* TASK TO COMPLETE:
Output the material beneath this task exactly, images excluded.

* MATERIAL SUPPLIED:

--------------------------------------------------

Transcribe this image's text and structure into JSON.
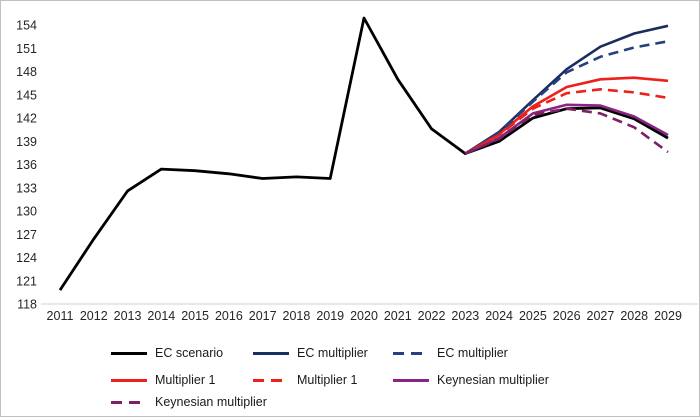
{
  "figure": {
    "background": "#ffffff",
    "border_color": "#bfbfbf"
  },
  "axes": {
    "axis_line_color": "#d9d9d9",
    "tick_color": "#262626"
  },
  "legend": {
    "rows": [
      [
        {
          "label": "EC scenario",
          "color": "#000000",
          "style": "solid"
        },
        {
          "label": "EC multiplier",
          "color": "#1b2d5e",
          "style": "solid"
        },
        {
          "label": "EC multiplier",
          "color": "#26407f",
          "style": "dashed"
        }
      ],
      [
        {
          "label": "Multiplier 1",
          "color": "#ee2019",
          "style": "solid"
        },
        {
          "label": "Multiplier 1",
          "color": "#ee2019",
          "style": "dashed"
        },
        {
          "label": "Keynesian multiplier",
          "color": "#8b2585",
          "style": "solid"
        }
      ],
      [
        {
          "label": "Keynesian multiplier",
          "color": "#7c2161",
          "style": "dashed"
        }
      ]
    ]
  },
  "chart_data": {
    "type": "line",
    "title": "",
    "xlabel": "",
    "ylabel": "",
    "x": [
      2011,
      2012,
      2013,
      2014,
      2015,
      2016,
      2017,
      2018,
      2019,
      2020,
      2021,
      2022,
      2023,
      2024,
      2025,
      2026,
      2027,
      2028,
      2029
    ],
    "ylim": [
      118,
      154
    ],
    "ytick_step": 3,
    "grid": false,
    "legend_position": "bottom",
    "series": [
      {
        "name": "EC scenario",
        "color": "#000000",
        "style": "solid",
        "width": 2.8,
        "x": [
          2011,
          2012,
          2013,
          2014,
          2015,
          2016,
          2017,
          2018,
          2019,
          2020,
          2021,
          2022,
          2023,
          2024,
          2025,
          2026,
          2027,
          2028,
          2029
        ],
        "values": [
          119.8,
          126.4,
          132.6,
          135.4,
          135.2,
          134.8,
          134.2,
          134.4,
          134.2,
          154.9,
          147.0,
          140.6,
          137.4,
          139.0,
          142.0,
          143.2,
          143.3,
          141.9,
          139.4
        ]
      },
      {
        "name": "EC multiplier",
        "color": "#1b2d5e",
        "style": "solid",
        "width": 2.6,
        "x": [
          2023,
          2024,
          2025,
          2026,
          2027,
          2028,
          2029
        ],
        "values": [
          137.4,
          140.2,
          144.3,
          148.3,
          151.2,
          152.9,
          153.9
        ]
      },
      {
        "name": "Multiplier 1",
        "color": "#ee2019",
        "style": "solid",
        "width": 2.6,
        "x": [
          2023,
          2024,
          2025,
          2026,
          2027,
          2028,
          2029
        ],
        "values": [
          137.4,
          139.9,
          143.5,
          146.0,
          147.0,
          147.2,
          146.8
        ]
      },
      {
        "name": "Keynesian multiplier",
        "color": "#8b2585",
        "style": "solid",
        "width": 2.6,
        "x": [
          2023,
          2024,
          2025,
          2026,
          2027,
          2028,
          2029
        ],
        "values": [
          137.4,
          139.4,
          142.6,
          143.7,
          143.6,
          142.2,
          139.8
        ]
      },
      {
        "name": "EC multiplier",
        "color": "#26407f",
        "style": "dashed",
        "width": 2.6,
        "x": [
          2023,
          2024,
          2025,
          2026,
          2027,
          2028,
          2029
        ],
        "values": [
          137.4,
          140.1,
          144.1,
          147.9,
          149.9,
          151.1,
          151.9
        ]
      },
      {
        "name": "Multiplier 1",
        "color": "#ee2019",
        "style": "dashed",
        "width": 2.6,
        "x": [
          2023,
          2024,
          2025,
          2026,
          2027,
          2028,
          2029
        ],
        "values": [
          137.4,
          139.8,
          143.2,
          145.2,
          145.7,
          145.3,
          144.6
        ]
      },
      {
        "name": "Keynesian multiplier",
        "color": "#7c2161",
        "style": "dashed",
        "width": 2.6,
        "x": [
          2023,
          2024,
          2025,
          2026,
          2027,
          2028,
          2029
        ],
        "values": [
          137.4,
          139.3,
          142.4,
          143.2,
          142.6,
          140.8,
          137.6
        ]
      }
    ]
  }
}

--------------------------------------------------

* SOLUTION FOR THIS TASK:
Transcribe this image's text and structure into JSON.
{
  "figure": {
    "background": "#ffffff",
    "border_color": "#bfbfbf"
  },
  "axes": {
    "axis_line_color": "#d9d9d9",
    "tick_color": "#262626"
  },
  "legend": {
    "rows": [
      [
        {
          "label": "EC scenario",
          "color": "#000000",
          "style": "solid"
        },
        {
          "label": "EC multiplier",
          "color": "#1b2d5e",
          "style": "solid"
        },
        {
          "label": "EC multiplier",
          "color": "#26407f",
          "style": "dashed"
        }
      ],
      [
        {
          "label": "Multiplier 1",
          "color": "#ee2019",
          "style": "solid"
        },
        {
          "label": "Multiplier 1",
          "color": "#ee2019",
          "style": "dashed"
        },
        {
          "label": "Keynesian multiplier",
          "color": "#8b2585",
          "style": "solid"
        }
      ],
      [
        {
          "label": "Keynesian multiplier",
          "color": "#7c2161",
          "style": "dashed"
        }
      ]
    ]
  },
  "chart_data": {
    "type": "line",
    "title": "",
    "xlabel": "",
    "ylabel": "",
    "x": [
      2011,
      2012,
      2013,
      2014,
      2015,
      2016,
      2017,
      2018,
      2019,
      2020,
      2021,
      2022,
      2023,
      2024,
      2025,
      2026,
      2027,
      2028,
      2029
    ],
    "ylim": [
      118,
      154
    ],
    "ytick_step": 3,
    "grid": false,
    "legend_position": "bottom",
    "series": [
      {
        "name": "EC scenario",
        "color": "#000000",
        "style": "solid",
        "width": 2.8,
        "x": [
          2011,
          2012,
          2013,
          2014,
          2015,
          2016,
          2017,
          2018,
          2019,
          2020,
          2021,
          2022,
          2023,
          2024,
          2025,
          2026,
          2027,
          2028,
          2029
        ],
        "values": [
          119.8,
          126.4,
          132.6,
          135.4,
          135.2,
          134.8,
          134.2,
          134.4,
          134.2,
          154.9,
          147.0,
          140.6,
          137.4,
          139.0,
          142.0,
          143.2,
          143.3,
          141.9,
          139.4
        ]
      },
      {
        "name": "EC multiplier",
        "color": "#1b2d5e",
        "style": "solid",
        "width": 2.6,
        "x": [
          2023,
          2024,
          2025,
          2026,
          2027,
          2028,
          2029
        ],
        "values": [
          137.4,
          140.2,
          144.3,
          148.3,
          151.2,
          152.9,
          153.9
        ]
      },
      {
        "name": "Multiplier 1",
        "color": "#ee2019",
        "style": "solid",
        "width": 2.6,
        "x": [
          2023,
          2024,
          2025,
          2026,
          2027,
          2028,
          2029
        ],
        "values": [
          137.4,
          139.9,
          143.5,
          146.0,
          147.0,
          147.2,
          146.8
        ]
      },
      {
        "name": "Keynesian multiplier",
        "color": "#8b2585",
        "style": "solid",
        "width": 2.6,
        "x": [
          2023,
          2024,
          2025,
          2026,
          2027,
          2028,
          2029
        ],
        "values": [
          137.4,
          139.4,
          142.6,
          143.7,
          143.6,
          142.2,
          139.8
        ]
      },
      {
        "name": "EC multiplier",
        "color": "#26407f",
        "style": "dashed",
        "width": 2.6,
        "x": [
          2023,
          2024,
          2025,
          2026,
          2027,
          2028,
          2029
        ],
        "values": [
          137.4,
          140.1,
          144.1,
          147.9,
          149.9,
          151.1,
          151.9
        ]
      },
      {
        "name": "Multiplier 1",
        "color": "#ee2019",
        "style": "dashed",
        "width": 2.6,
        "x": [
          2023,
          2024,
          2025,
          2026,
          2027,
          2028,
          2029
        ],
        "values": [
          137.4,
          139.8,
          143.2,
          145.2,
          145.7,
          145.3,
          144.6
        ]
      },
      {
        "name": "Keynesian multiplier",
        "color": "#7c2161",
        "style": "dashed",
        "width": 2.6,
        "x": [
          2023,
          2024,
          2025,
          2026,
          2027,
          2028,
          2029
        ],
        "values": [
          137.4,
          139.3,
          142.4,
          143.2,
          142.6,
          140.8,
          137.6
        ]
      }
    ]
  }
}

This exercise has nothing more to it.